- [SET PROBLEM]: Strip the pictures and reproduce the rest of the listing exactly.

- [INFORMATION PROVIDED]:
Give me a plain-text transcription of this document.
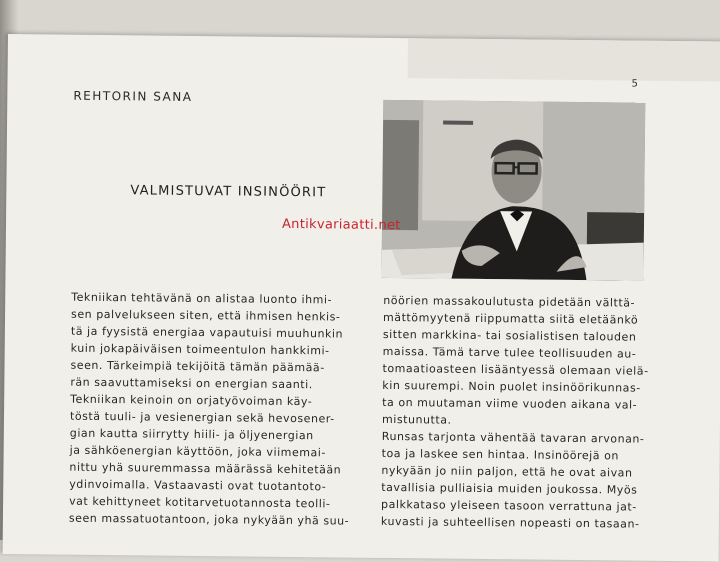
5
REHTORIN SANA
VALMISTUVAT INSINÖÖRIT
Antikvariaatti.net
Tekniikan tehtävänä on alistaa luonto ihmi-
sen palvelukseen siten, että ihmisen henkis-
tä ja fyysistä energiaa vapautuisi muuhunkin
kuin jokapäiväisen toimeentulon hankkimi-
seen. Tärkeimpiä tekijöitä tämän päämää-
rän saavuttamiseksi on energian saanti.
Tekniikan keinoin on orjatyövoiman käy-
töstä tuuli- ja vesienergian sekä hevosener-
gian kautta siirrytty hiili- ja öljyenergian
ja sähköenergian käyttöön, joka viimemai-
nittu yhä suuremmassa määrässä kehitetään
ydinvoimalla. Vastaavasti ovat tuotantoto-
vat kehittyneet kotitarvetuotannosta teolli-
seen massatuotantoon, joka nykyään yhä suu-
nöörien massakoulutusta pidetään välttä-
mättömyytenä riippumatta siitä eletäänkö
sitten markkina- tai sosialistisen talouden
maissa. Tämä tarve tulee teollisuuden au-
tomaatioasteen lisääntyessä olemaan vielä-
kin suurempi. Noin puolet insinöörikunnas-
ta on muutaman viime vuoden aikana val-
mistunutta.
Runsas tarjonta vähentää tavaran arvonan-
toa ja laskee sen hintaa. Insinöörejä on
nykyään jo niin paljon, että he ovat aivan
tavallisia pulliaisia muiden joukossa. Myös
palkkataso yleiseen tasoon verrattuna jat-
kuvasti ja suhteellisen nopeasti on tasaan-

- [OUTPUT BELOW]:
Give me a plain-text transcription of this document.
5
REHTORIN SANA
VALMISTUVAT INSINÖÖRIT
Antikvariaatti.net
Tekniikan tehtävänä on alistaa luonto ihmi-
sen palvelukseen siten, että ihmisen henkis-
tä ja fyysistä energiaa vapautuisi muuhunkin
kuin jokapäiväisen toimeentulon hankkimi-
seen. Tärkeimpiä tekijöitä tämän päämää-
rän saavuttamiseksi on energian saanti.
Tekniikan keinoin on orjatyövoiman käy-
töstä tuuli- ja vesienergian sekä hevosener-
gian kautta siirrytty hiili- ja öljyenergian
ja sähköenergian käyttöön, joka viimemai-
nittu yhä suuremmassa määrässä kehitetään
ydinvoimalla. Vastaavasti ovat tuotantoto-
vat kehittyneet kotitarvetuotannosta teolli-
seen massatuotantoon, joka nykyään yhä suu-
nöörien massakoulutusta pidetään välttä-
mättömyytenä riippumatta siitä eletäänkö
sitten markkina- tai sosialistisen talouden
maissa. Tämä tarve tulee teollisuuden au-
tomaatioasteen lisääntyessä olemaan vielä-
kin suurempi. Noin puolet insinöörikunnas-
ta on muutaman viime vuoden aikana val-
mistunutta.
Runsas tarjonta vähentää tavaran arvonan-
toa ja laskee sen hintaa. Insinöörejä on
nykyään jo niin paljon, että he ovat aivan
tavallisia pulliaisia muiden joukossa. Myös
palkkataso yleiseen tasoon verrattuna jat-
kuvasti ja suhteellisen nopeasti on tasaan-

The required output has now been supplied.